DIRECTIONS - Which lines contain the word "mostra"? Return each of them as written.

━━━ THE DATA

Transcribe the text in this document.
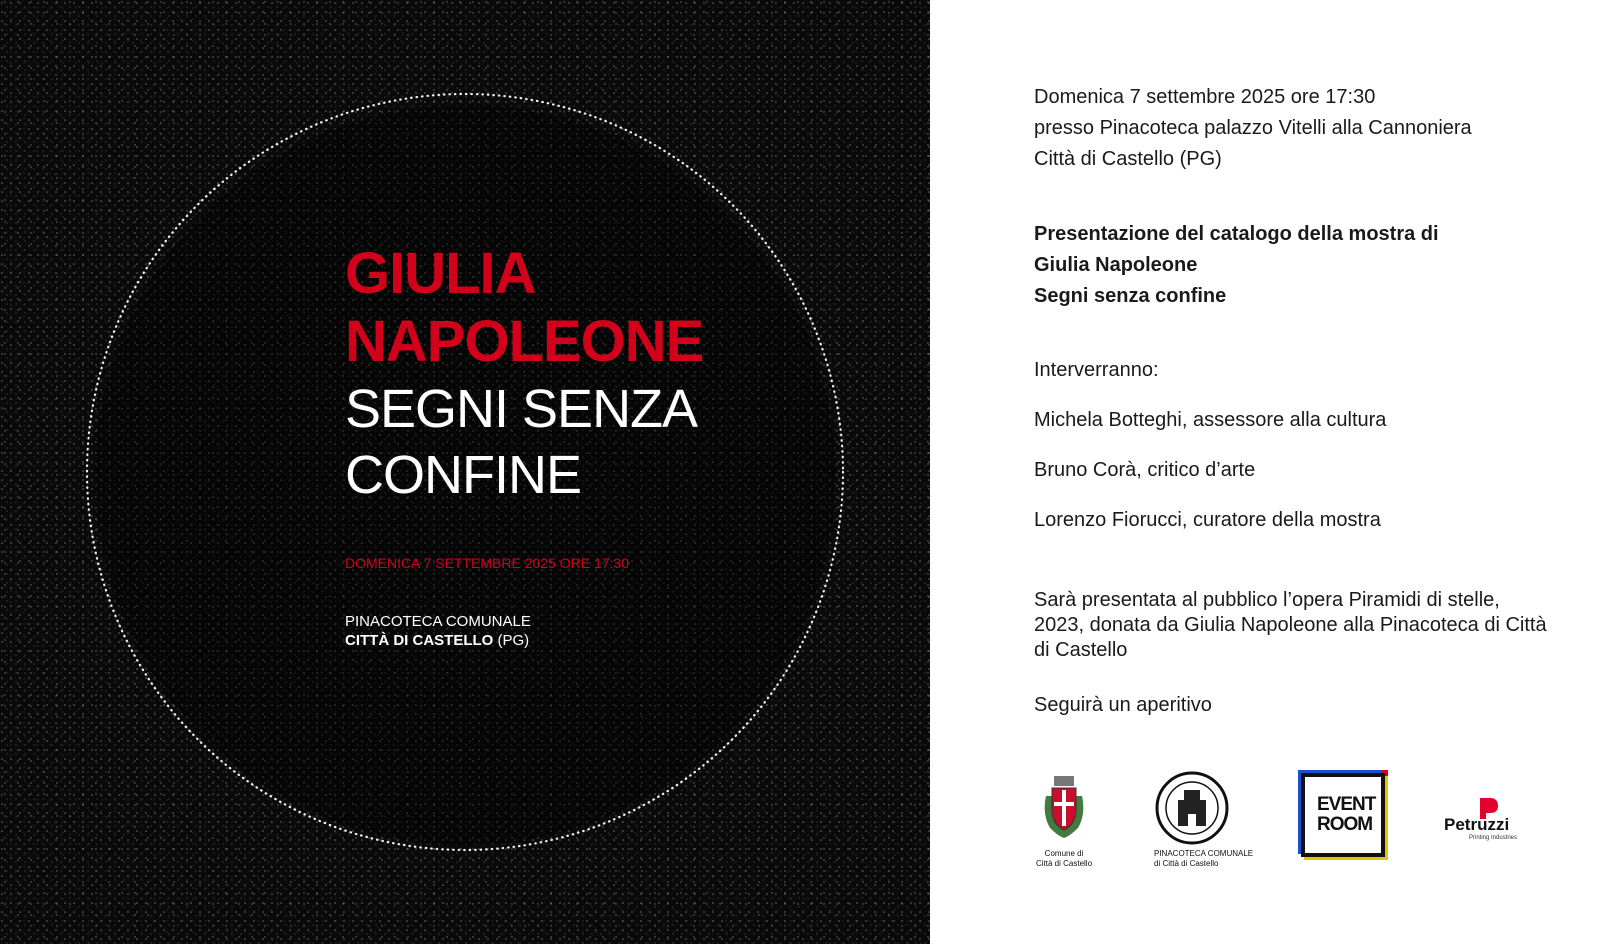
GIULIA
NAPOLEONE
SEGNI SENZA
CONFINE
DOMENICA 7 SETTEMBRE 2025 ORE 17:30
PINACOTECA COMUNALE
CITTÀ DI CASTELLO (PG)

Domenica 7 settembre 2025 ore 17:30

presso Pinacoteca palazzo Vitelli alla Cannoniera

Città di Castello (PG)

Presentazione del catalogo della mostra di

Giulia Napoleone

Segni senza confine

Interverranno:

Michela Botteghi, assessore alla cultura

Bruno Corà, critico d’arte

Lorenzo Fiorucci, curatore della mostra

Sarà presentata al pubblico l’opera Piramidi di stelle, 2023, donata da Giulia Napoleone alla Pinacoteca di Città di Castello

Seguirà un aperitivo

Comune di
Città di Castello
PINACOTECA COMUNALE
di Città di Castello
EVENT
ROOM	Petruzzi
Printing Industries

━━━━━━

RESULT FOR THIS EXERCISE -
Presentazione del catalogo della mostra di
Lorenzo Fiorucci, curatore della mostra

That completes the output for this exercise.